* _Data records_
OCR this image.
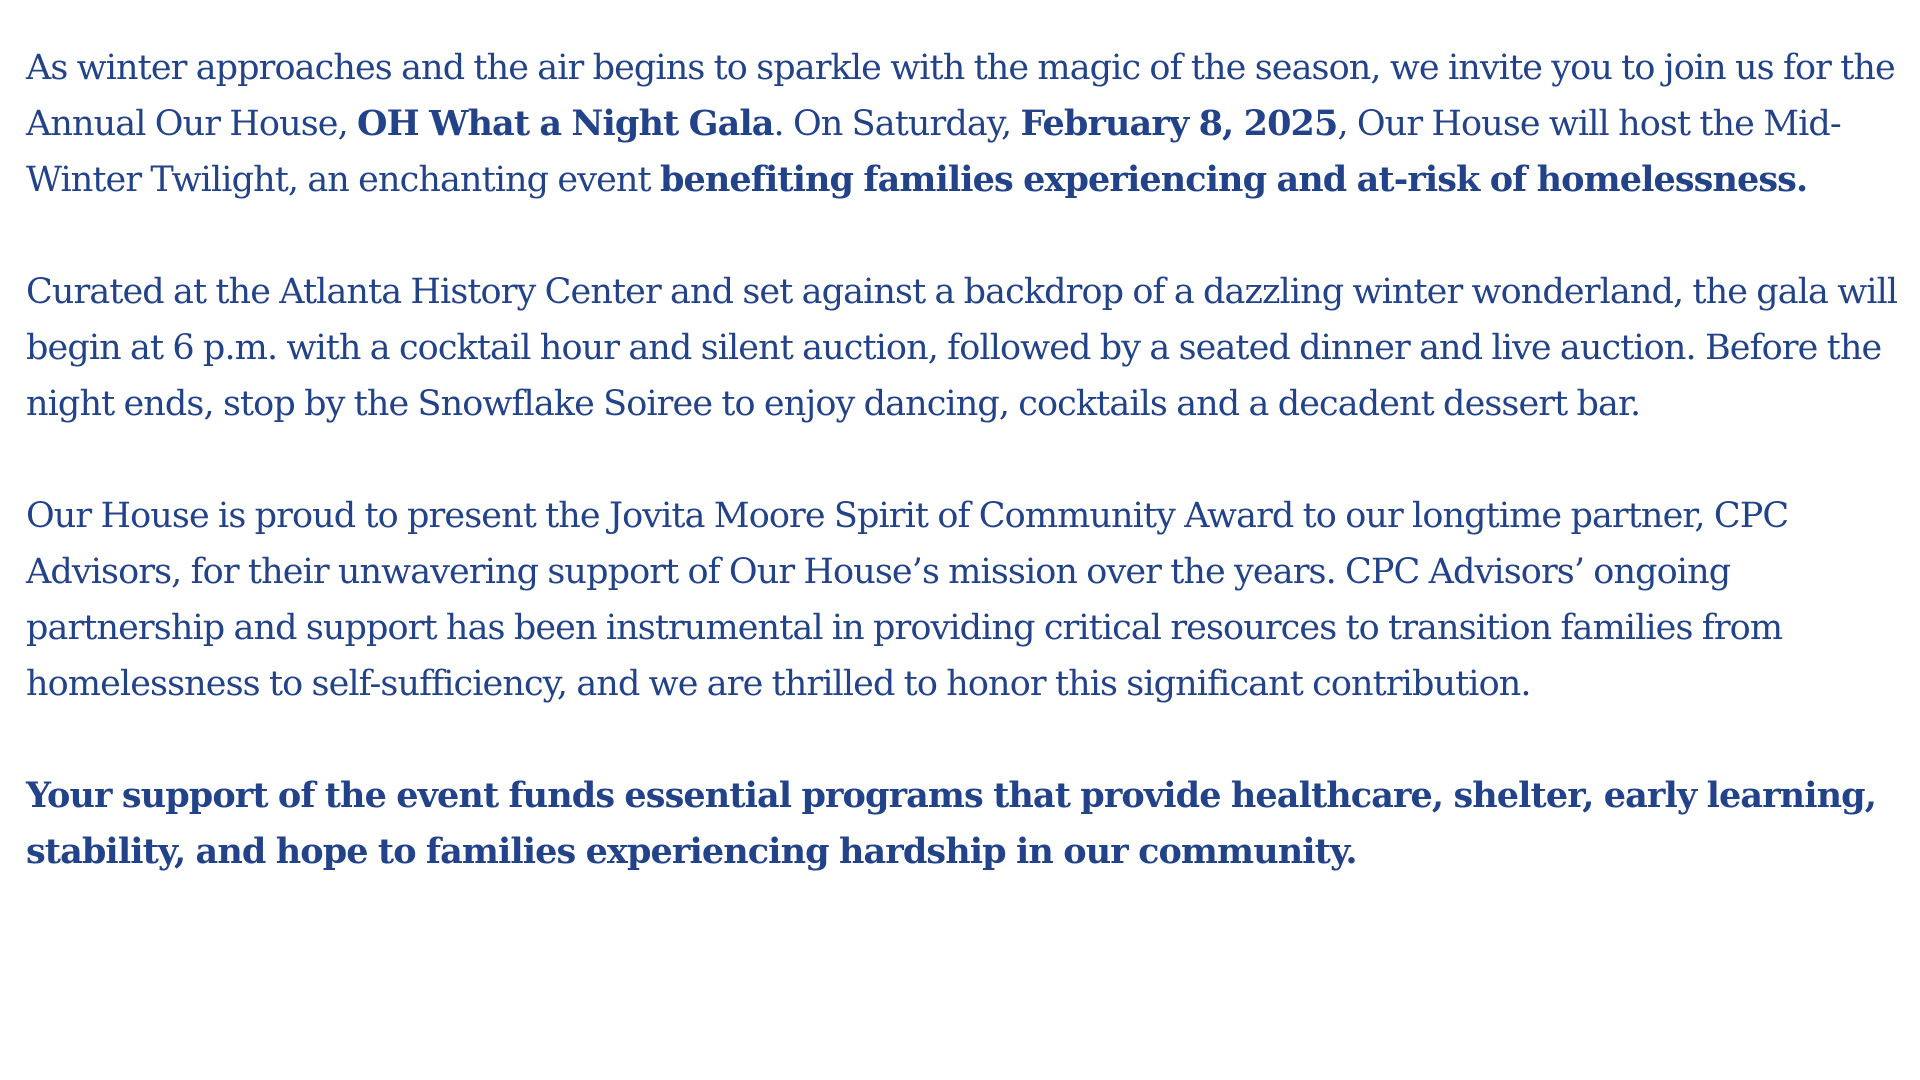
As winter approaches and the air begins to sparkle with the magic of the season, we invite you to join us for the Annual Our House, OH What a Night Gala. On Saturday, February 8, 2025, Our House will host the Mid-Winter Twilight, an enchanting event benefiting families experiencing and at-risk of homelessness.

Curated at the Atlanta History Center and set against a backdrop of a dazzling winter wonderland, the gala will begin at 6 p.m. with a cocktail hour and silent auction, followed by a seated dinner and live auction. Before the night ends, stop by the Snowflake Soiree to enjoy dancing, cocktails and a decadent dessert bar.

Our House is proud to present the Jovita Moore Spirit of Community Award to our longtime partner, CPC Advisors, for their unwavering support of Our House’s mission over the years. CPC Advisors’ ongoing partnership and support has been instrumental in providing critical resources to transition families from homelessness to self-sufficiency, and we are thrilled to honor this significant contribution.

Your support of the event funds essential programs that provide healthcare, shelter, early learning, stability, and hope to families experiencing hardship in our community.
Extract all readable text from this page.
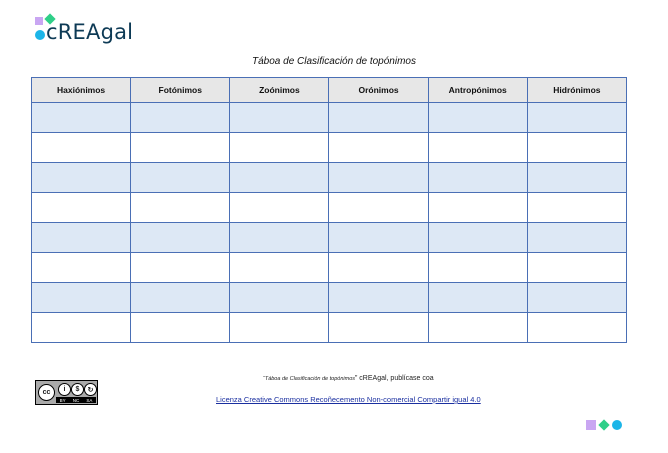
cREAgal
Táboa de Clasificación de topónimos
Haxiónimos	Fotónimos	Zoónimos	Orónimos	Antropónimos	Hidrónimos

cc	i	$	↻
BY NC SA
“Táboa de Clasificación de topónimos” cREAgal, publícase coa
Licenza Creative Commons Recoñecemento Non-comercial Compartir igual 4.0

==

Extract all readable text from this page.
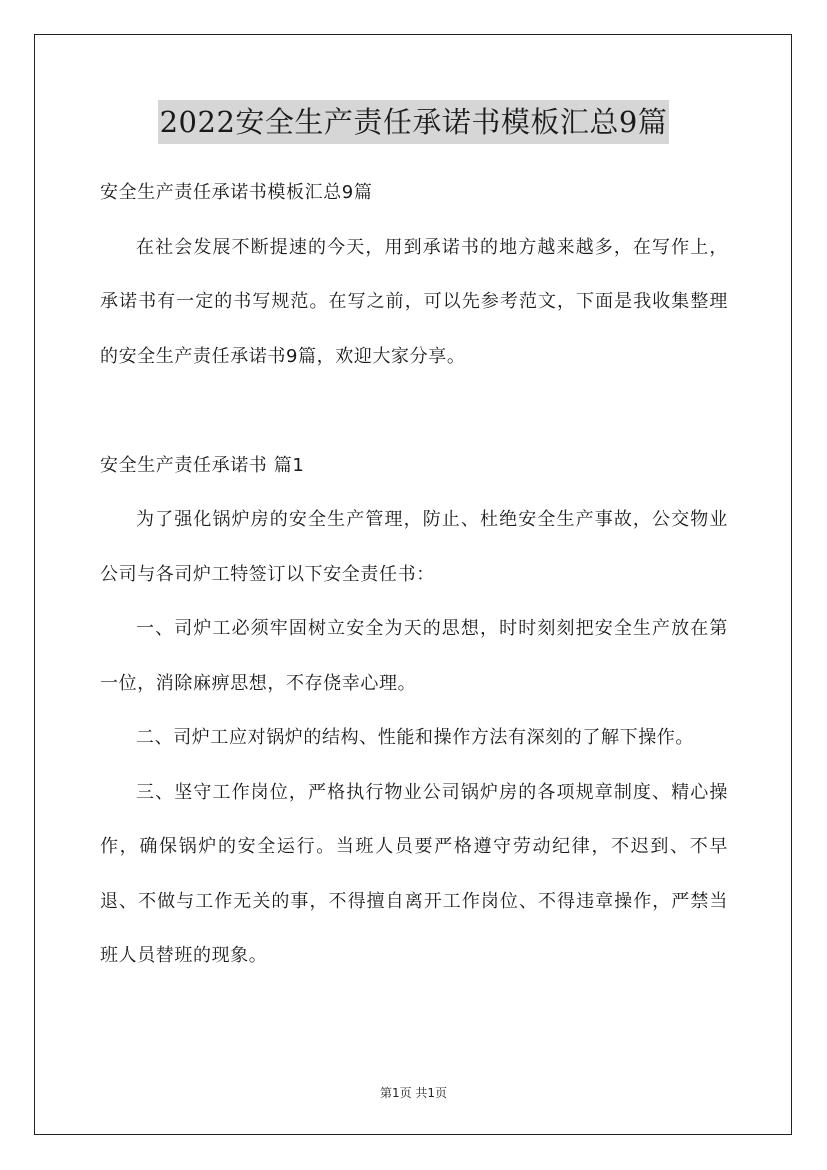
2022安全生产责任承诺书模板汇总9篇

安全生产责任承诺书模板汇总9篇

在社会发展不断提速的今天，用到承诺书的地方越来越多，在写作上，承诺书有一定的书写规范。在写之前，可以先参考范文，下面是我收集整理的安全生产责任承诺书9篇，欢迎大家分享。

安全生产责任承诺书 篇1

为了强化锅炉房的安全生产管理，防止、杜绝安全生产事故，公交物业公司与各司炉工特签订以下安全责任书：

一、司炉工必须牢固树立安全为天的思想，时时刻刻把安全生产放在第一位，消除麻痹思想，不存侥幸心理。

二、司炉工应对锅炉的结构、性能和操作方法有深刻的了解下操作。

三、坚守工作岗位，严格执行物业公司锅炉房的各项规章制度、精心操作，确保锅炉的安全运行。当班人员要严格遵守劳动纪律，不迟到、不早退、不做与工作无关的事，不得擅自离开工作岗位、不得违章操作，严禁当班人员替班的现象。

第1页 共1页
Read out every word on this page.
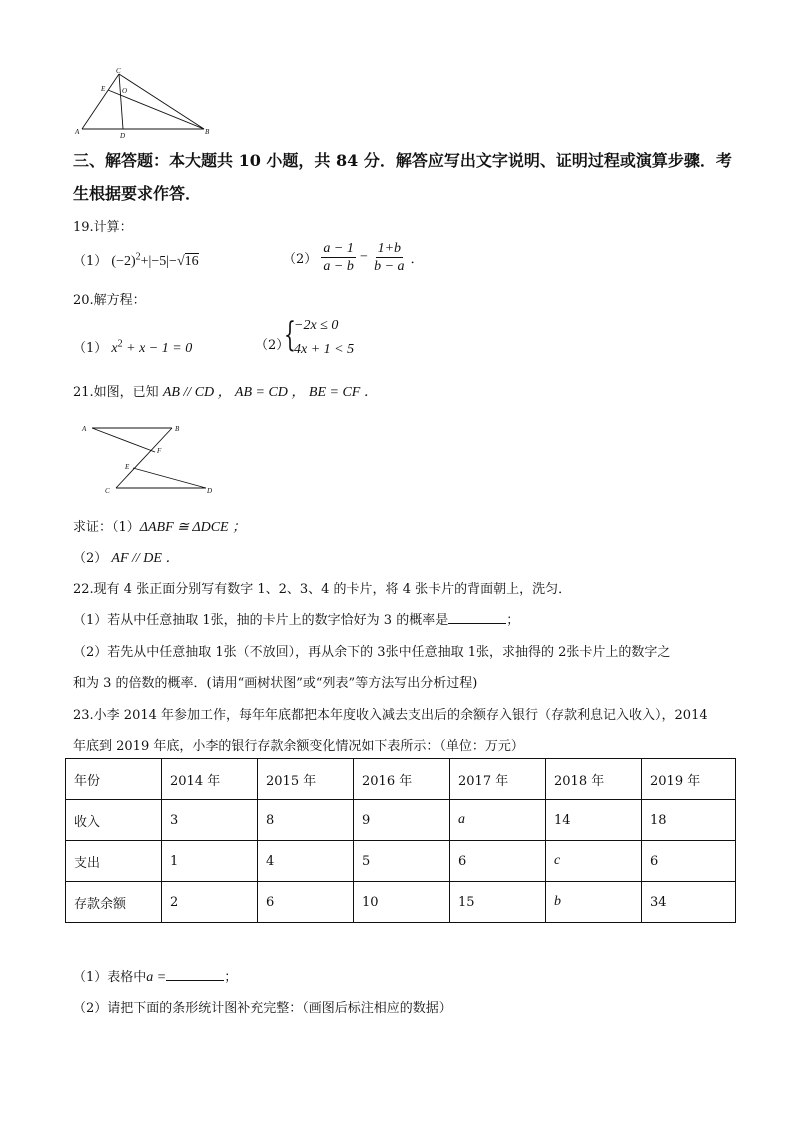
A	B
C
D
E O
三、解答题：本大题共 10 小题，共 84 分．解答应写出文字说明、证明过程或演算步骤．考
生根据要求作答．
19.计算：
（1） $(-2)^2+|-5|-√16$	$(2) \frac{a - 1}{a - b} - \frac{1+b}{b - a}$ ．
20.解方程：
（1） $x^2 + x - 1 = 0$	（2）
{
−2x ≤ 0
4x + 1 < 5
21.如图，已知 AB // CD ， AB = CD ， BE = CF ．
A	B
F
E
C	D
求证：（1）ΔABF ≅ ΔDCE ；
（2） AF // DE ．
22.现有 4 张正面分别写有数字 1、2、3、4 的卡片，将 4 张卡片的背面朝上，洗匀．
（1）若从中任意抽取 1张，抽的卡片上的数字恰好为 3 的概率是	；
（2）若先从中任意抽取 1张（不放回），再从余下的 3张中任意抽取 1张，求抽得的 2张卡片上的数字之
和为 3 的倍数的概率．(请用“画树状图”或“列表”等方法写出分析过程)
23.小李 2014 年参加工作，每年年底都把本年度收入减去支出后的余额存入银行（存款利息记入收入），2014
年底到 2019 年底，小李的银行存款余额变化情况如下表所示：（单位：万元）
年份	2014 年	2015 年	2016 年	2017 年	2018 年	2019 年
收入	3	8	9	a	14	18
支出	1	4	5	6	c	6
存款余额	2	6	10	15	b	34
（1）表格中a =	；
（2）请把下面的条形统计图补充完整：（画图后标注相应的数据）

...

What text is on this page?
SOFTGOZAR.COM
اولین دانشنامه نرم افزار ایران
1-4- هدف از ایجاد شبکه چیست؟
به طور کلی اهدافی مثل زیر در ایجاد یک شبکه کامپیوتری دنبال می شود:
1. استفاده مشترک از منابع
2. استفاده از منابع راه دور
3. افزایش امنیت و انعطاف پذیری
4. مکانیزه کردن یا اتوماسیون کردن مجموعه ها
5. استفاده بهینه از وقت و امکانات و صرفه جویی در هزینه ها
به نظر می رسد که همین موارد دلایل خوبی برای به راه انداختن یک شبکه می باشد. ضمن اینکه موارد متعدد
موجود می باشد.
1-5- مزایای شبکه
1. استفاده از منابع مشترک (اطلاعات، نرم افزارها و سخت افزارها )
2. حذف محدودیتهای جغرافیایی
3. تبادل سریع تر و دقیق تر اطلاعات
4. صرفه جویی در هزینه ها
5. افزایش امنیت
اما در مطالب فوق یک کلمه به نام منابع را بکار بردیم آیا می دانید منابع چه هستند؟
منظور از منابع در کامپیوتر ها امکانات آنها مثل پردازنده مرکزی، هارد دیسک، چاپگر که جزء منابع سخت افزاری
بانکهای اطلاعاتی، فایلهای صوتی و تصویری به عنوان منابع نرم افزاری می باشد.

* _EXERCISE DESCRIPTION_
Extract, from the listing above, every line where the string "event" occurs.

* _SOLUTION BELOW_
As winter approaches and the air begins to sparkle with the magic of the season, we invite you to join us for the Annual Our House, OH What a Night Gala. On Saturday, February 8, 2025, Our House will host the Mid-Winter Twilight, an enchanting event benefiting families experiencing and at-risk of homelessness.
Your support of the event funds essential programs that provide healthcare, shelter, early learning, stability, and hope to families experiencing hardship in our community.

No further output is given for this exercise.